* **SET EXERCISE**: Restate the records that follow word for word; no pictures should appear.
═══
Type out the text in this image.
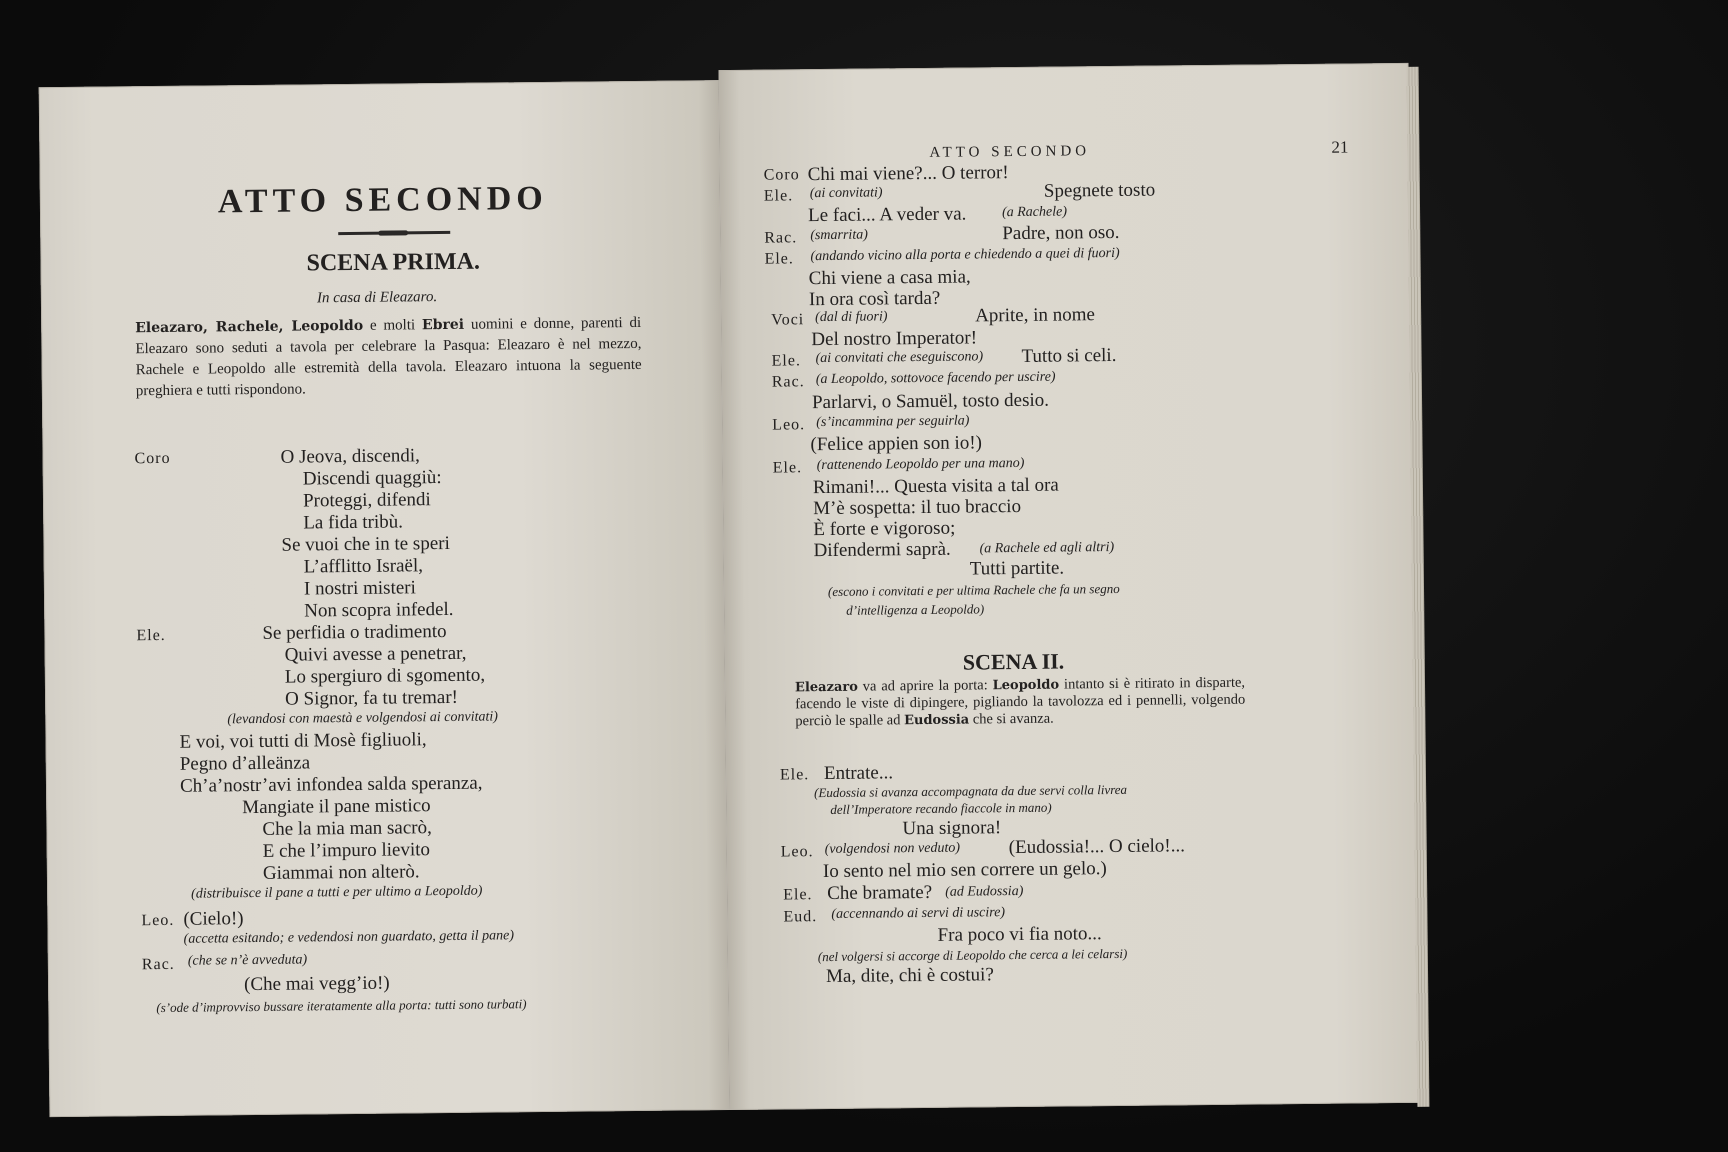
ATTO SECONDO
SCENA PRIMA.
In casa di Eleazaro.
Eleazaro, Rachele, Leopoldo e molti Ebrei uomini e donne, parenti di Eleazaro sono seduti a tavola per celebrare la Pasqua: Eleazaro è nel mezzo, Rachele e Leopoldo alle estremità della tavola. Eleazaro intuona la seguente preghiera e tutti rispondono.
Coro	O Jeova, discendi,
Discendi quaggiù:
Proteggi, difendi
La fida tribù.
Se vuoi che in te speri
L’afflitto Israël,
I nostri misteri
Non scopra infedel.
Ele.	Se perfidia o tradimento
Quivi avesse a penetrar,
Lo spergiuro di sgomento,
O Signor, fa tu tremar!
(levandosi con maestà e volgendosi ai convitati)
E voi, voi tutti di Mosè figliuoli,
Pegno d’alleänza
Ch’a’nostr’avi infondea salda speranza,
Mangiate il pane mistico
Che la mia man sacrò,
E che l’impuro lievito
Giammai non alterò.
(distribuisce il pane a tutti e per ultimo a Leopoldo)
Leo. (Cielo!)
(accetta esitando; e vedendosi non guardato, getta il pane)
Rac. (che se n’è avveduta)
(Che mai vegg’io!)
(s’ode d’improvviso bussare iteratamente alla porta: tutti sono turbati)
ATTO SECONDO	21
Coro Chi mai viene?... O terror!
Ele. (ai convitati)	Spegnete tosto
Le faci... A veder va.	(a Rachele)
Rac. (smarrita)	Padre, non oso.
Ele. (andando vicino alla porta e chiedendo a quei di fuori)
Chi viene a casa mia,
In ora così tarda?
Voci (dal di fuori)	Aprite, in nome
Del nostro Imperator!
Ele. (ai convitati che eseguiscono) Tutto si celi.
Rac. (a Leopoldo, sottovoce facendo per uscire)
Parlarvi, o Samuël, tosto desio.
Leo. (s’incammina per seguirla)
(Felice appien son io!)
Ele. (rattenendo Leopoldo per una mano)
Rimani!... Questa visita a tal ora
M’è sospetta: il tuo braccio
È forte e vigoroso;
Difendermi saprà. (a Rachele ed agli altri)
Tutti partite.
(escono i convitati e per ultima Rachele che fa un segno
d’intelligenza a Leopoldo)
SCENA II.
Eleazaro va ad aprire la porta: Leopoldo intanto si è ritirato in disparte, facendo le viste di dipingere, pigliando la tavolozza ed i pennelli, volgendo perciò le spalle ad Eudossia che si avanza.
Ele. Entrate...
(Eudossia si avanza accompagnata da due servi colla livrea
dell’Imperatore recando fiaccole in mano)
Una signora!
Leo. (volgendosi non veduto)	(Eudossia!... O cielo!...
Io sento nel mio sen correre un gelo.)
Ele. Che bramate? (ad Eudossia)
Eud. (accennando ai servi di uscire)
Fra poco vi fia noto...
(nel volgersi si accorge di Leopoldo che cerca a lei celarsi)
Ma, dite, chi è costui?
═══
* **RESPONSE TO THIS TASK**:
Type out the text in this image.
ATTO SECONDO
SCENA PRIMA.
In casa di Eleazaro.
Eleazaro, Rachele, Leopoldo e molti Ebrei uomini e donne, parenti di Eleazaro sono seduti a tavola per celebrare la Pasqua: Eleazaro è nel mezzo, Rachele e Leopoldo alle estremità della tavola. Eleazaro intuona la seguente preghiera e tutti rispondono.
Coro	O Jeova, discendi,
Discendi quaggiù:
Proteggi, difendi
La fida tribù.
Se vuoi che in te speri
L’afflitto Israël,
I nostri misteri
Non scopra infedel.
Ele.	Se perfidia o tradimento
Quivi avesse a penetrar,
Lo spergiuro di sgomento,
O Signor, fa tu tremar!
(levandosi con maestà e volgendosi ai convitati)
E voi, voi tutti di Mosè figliuoli,
Pegno d’alleänza
Ch’a’nostr’avi infondea salda speranza,
Mangiate il pane mistico
Che la mia man sacrò,
E che l’impuro lievito
Giammai non alterò.
(distribuisce il pane a tutti e per ultimo a Leopoldo)
Leo. (Cielo!)
(accetta esitando; e vedendosi non guardato, getta il pane)
Rac. (che se n’è avveduta)
(Che mai vegg’io!)
(s’ode d’improvviso bussare iteratamente alla porta: tutti sono turbati)
ATTO SECONDO	21
Coro Chi mai viene?... O terror!
Ele. (ai convitati)	Spegnete tosto
Le faci... A veder va.	(a Rachele)
Rac. (smarrita)	Padre, non oso.
Ele. (andando vicino alla porta e chiedendo a quei di fuori)
Chi viene a casa mia,
In ora così tarda?
Voci (dal di fuori)	Aprite, in nome
Del nostro Imperator!
Ele. (ai convitati che eseguiscono) Tutto si celi.
Rac. (a Leopoldo, sottovoce facendo per uscire)
Parlarvi, o Samuël, tosto desio.
Leo. (s’incammina per seguirla)
(Felice appien son io!)
Ele. (rattenendo Leopoldo per una mano)
Rimani!... Questa visita a tal ora
M’è sospetta: il tuo braccio
È forte e vigoroso;
Difendermi saprà. (a Rachele ed agli altri)
Tutti partite.
(escono i convitati e per ultima Rachele che fa un segno
d’intelligenza a Leopoldo)
SCENA II.
Eleazaro va ad aprire la porta: Leopoldo intanto si è ritirato in disparte, facendo le viste di dipingere, pigliando la tavolozza ed i pennelli, volgendo perciò le spalle ad Eudossia che si avanza.
Ele. Entrate...
(Eudossia si avanza accompagnata da due servi colla livrea
dell’Imperatore recando fiaccole in mano)
Una signora!
Leo. (volgendosi non veduto)	(Eudossia!... O cielo!...
Io sento nel mio sen correre un gelo.)
Ele. Che bramate? (ad Eudossia)
Eud. (accennando ai servi di uscire)
Fra poco vi fia noto...
(nel volgersi si accorge di Leopoldo che cerca a lei celarsi)
Ma, dite, chi è costui?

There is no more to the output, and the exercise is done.